*Task details*
Could you print all the entries exactly?

*Data shown*
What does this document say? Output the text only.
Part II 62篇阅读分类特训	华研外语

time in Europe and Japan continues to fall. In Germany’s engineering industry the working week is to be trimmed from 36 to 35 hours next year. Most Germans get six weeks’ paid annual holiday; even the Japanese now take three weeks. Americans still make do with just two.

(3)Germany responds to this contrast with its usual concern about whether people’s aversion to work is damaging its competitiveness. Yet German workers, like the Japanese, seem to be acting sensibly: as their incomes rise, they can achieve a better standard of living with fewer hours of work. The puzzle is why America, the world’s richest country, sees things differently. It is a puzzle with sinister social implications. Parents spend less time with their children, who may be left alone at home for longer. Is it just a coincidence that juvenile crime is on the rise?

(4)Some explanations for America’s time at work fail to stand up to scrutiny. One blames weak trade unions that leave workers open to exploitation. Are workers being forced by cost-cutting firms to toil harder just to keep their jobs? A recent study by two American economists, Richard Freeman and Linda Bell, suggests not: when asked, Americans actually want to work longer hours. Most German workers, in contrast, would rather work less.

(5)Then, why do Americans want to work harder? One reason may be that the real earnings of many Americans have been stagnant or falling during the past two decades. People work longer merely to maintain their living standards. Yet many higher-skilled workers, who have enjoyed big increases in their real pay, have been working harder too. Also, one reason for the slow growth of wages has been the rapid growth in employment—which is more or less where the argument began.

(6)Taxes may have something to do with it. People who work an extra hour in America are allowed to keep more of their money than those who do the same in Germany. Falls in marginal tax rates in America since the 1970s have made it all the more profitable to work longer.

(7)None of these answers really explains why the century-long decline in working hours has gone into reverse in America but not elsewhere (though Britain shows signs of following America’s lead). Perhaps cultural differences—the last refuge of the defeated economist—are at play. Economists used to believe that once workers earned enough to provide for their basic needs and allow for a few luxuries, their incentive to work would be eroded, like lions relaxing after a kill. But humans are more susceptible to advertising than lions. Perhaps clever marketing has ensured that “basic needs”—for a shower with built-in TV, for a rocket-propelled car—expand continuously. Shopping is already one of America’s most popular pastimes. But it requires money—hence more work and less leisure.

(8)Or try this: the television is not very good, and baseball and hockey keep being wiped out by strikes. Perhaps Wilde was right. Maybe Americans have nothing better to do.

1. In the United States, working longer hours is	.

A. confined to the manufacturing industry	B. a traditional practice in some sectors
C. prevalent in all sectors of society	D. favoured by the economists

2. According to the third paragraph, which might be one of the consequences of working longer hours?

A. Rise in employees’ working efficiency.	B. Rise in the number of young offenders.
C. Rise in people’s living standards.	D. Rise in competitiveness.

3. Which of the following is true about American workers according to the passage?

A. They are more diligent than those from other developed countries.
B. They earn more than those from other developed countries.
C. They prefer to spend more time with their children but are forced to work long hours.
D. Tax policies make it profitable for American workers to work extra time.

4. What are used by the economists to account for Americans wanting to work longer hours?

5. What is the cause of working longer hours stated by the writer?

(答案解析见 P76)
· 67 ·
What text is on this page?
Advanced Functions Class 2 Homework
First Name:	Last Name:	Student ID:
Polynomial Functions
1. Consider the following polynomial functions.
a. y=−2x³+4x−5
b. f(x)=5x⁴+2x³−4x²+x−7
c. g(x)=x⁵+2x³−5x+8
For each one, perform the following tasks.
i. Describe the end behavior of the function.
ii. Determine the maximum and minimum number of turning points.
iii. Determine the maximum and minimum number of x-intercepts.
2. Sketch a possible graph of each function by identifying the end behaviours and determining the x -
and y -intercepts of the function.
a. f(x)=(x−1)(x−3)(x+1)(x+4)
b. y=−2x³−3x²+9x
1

*Expected answer*
What does this document say? Output the text only.
Part II 62篇阅读分类特训	华研外语

time in Europe and Japan continues to fall. In Germany’s engineering industry the working week is to be trimmed from 36 to 35 hours next year. Most Germans get six weeks’ paid annual holiday; even the Japanese now take three weeks. Americans still make do with just two.

(3)Germany responds to this contrast with its usual concern about whether people’s aversion to work is damaging its competitiveness. Yet German workers, like the Japanese, seem to be acting sensibly: as their incomes rise, they can achieve a better standard of living with fewer hours of work. The puzzle is why America, the world’s richest country, sees things differently. It is a puzzle with sinister social implications. Parents spend less time with their children, who may be left alone at home for longer. Is it just a coincidence that juvenile crime is on the rise?

(4)Some explanations for America’s time at work fail to stand up to scrutiny. One blames weak trade unions that leave workers open to exploitation. Are workers being forced by cost-cutting firms to toil harder just to keep their jobs? A recent study by two American economists, Richard Freeman and Linda Bell, suggests not: when asked, Americans actually want to work longer hours. Most German workers, in contrast, would rather work less.

(5)Then, why do Americans want to work harder? One reason may be that the real earnings of many Americans have been stagnant or falling during the past two decades. People work longer merely to maintain their living standards. Yet many higher-skilled workers, who have enjoyed big increases in their real pay, have been working harder too. Also, one reason for the slow growth of wages has been the rapid growth in employment—which is more or less where the argument began.

(6)Taxes may have something to do with it. People who work an extra hour in America are allowed to keep more of their money than those who do the same in Germany. Falls in marginal tax rates in America since the 1970s have made it all the more profitable to work longer.

(7)None of these answers really explains why the century-long decline in working hours has gone into reverse in America but not elsewhere (though Britain shows signs of following America’s lead). Perhaps cultural differences—the last refuge of the defeated economist—are at play. Economists used to believe that once workers earned enough to provide for their basic needs and allow for a few luxuries, their incentive to work would be eroded, like lions relaxing after a kill. But humans are more susceptible to advertising than lions. Perhaps clever marketing has ensured that “basic needs”—for a shower with built-in TV, for a rocket-propelled car—expand continuously. Shopping is already one of America’s most popular pastimes. But it requires money—hence more work and less leisure.

(8)Or try this: the television is not very good, and baseball and hockey keep being wiped out by strikes. Perhaps Wilde was right. Maybe Americans have nothing better to do.

1. In the United States, working longer hours is	.

A. confined to the manufacturing industry	B. a traditional practice in some sectors
C. prevalent in all sectors of society	D. favoured by the economists

2. According to the third paragraph, which might be one of the consequences of working longer hours?

A. Rise in employees’ working efficiency.	B. Rise in the number of young offenders.
C. Rise in people’s living standards.	D. Rise in competitiveness.

3. Which of the following is true about American workers according to the passage?

A. They are more diligent than those from other developed countries.
B. They earn more than those from other developed countries.
C. They prefer to spend more time with their children but are forced to work long hours.
D. Tax policies make it profitable for American workers to work extra time.

4. What are used by the economists to account for Americans wanting to work longer hours?

5. What is the cause of working longer hours stated by the writer?

(答案解析见 P76)
· 67 ·
What text is on this page?
Advanced Functions Class 2 Homework
First Name:	Last Name:	Student ID:
Polynomial Functions
1. Consider the following polynomial functions.
a. y=−2x³+4x−5
b. f(x)=5x⁴+2x³−4x²+x−7
c. g(x)=x⁵+2x³−5x+8
For each one, perform the following tasks.
i. Describe the end behavior of the function.
ii. Determine the maximum and minimum number of turning points.
iii. Determine the maximum and minimum number of x-intercepts.
2. Sketch a possible graph of each function by identifying the end behaviours and determining the x -
and y -intercepts of the function.
a. f(x)=(x−1)(x−3)(x+1)(x+4)
b. y=−2x³−3x²+9x
1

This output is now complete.